CHALLENGE:
Your answer should be only a number: how many lines include the word "heading".

[Items from a dataset]

┄┄┄┄┄┄┄┄┄┄

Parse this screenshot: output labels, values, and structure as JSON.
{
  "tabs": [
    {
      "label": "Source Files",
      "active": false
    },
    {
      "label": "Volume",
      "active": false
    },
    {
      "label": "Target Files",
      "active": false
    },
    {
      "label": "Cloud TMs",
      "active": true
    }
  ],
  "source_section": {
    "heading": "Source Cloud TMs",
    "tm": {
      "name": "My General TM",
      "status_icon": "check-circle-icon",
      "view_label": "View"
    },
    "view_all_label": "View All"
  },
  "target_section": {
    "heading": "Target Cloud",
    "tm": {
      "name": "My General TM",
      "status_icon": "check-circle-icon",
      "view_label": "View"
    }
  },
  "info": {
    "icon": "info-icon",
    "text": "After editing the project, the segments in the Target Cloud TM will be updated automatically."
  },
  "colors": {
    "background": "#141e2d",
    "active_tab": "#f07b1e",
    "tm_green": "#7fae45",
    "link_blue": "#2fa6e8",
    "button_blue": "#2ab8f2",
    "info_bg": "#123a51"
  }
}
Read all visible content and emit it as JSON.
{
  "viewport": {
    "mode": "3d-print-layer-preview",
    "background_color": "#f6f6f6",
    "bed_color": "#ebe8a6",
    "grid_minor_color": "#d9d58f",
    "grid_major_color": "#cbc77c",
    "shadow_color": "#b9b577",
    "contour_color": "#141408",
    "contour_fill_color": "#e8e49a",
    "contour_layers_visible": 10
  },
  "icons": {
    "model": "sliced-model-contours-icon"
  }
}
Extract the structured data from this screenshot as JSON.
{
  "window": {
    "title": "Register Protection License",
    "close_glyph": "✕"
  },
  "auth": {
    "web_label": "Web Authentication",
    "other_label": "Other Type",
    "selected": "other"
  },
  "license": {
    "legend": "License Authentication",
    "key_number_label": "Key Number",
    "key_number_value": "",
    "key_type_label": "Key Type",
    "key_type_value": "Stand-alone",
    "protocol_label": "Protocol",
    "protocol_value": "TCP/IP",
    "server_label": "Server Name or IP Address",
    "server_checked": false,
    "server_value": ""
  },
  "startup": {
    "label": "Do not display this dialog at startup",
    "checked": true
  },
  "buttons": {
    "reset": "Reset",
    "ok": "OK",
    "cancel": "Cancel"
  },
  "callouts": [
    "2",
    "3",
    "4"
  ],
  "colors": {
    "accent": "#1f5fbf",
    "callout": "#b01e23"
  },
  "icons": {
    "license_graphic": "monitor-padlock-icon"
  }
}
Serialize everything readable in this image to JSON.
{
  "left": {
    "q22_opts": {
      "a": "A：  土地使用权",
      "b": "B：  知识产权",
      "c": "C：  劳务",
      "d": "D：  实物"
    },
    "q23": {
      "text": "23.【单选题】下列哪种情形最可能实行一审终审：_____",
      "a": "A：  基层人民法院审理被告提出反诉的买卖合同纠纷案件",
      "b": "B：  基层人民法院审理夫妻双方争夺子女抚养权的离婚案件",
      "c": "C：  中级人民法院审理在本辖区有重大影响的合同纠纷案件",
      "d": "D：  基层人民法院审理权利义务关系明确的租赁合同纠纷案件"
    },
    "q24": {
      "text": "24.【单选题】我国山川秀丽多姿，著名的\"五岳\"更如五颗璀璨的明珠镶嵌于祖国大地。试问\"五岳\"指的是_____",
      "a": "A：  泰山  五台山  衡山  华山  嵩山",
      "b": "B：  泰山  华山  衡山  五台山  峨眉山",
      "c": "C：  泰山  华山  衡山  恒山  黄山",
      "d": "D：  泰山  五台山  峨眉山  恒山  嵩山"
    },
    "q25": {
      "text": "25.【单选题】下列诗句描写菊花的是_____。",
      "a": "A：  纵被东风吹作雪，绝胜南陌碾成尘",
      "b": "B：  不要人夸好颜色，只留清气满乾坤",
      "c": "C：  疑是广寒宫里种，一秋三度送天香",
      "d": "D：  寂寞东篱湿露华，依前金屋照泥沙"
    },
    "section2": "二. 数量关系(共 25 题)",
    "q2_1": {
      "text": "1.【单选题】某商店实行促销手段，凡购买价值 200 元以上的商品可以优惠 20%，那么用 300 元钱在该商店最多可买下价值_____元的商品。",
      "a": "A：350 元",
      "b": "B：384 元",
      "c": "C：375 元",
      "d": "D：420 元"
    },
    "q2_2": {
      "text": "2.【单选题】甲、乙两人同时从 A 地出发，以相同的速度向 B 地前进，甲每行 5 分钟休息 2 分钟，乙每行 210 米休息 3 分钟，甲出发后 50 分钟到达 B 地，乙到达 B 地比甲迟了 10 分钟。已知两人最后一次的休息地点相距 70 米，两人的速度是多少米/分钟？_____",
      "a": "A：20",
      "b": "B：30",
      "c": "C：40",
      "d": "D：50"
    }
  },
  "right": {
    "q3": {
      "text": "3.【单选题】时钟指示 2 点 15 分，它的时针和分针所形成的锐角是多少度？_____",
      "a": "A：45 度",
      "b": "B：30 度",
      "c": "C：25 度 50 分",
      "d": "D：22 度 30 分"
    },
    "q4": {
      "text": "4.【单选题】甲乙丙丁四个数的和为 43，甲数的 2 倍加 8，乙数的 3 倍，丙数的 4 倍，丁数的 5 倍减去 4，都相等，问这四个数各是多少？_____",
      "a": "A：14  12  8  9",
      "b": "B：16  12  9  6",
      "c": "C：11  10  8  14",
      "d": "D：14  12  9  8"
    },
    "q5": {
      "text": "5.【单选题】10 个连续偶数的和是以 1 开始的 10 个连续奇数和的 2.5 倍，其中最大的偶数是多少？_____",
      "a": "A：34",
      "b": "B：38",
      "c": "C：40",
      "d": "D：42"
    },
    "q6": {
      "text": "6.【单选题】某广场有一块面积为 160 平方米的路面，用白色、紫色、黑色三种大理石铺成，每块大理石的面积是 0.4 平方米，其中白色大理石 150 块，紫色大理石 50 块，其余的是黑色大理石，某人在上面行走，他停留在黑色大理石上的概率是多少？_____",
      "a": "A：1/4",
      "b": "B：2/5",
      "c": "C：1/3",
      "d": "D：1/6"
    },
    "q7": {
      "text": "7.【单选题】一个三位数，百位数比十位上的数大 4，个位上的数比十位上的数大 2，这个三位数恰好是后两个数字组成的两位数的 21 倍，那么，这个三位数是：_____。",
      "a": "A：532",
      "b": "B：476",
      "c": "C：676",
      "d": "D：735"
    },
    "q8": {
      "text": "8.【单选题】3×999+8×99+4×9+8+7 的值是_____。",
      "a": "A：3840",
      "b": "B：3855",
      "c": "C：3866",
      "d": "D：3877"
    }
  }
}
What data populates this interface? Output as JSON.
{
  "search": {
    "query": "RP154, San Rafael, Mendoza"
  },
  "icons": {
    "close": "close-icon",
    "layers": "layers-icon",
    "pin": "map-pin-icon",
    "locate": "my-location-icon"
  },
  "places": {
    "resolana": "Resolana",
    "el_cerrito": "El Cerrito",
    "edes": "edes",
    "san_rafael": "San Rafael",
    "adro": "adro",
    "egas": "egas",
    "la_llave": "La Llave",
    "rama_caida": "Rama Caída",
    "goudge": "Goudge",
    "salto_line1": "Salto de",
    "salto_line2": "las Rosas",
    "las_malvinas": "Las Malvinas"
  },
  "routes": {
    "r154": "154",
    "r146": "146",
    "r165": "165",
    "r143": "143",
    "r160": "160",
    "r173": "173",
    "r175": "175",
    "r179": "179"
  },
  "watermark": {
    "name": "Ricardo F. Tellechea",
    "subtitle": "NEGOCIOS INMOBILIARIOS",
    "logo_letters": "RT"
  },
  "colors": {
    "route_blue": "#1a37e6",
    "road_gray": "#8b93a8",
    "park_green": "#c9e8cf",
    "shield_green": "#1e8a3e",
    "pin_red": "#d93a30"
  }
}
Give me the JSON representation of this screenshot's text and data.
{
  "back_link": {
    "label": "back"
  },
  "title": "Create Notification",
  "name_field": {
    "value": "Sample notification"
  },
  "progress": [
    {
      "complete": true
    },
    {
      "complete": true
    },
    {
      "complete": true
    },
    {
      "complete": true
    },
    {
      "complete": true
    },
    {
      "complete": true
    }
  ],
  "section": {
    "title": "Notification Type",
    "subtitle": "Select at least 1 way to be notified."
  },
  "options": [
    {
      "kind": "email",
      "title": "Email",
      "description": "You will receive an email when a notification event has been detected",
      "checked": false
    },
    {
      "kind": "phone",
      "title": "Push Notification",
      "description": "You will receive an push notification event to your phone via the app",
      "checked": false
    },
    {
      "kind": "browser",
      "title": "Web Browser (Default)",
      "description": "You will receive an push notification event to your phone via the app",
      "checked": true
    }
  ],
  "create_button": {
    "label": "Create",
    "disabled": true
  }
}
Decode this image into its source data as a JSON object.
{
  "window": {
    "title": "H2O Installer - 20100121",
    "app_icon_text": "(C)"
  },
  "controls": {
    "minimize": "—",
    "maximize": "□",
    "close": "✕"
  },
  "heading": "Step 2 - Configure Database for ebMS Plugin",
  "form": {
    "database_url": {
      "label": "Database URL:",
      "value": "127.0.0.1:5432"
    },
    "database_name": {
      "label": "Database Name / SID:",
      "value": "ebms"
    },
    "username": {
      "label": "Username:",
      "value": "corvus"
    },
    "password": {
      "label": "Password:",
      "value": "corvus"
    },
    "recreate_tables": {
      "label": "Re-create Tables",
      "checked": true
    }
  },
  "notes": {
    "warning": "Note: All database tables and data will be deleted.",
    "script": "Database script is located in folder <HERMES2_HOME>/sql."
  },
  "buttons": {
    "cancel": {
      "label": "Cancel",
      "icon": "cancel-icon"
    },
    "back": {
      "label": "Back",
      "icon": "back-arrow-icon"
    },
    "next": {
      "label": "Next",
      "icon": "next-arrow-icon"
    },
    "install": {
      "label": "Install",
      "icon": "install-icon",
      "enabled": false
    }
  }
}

┄┄┄┄┄┄┄┄┄┄

RESULT:
3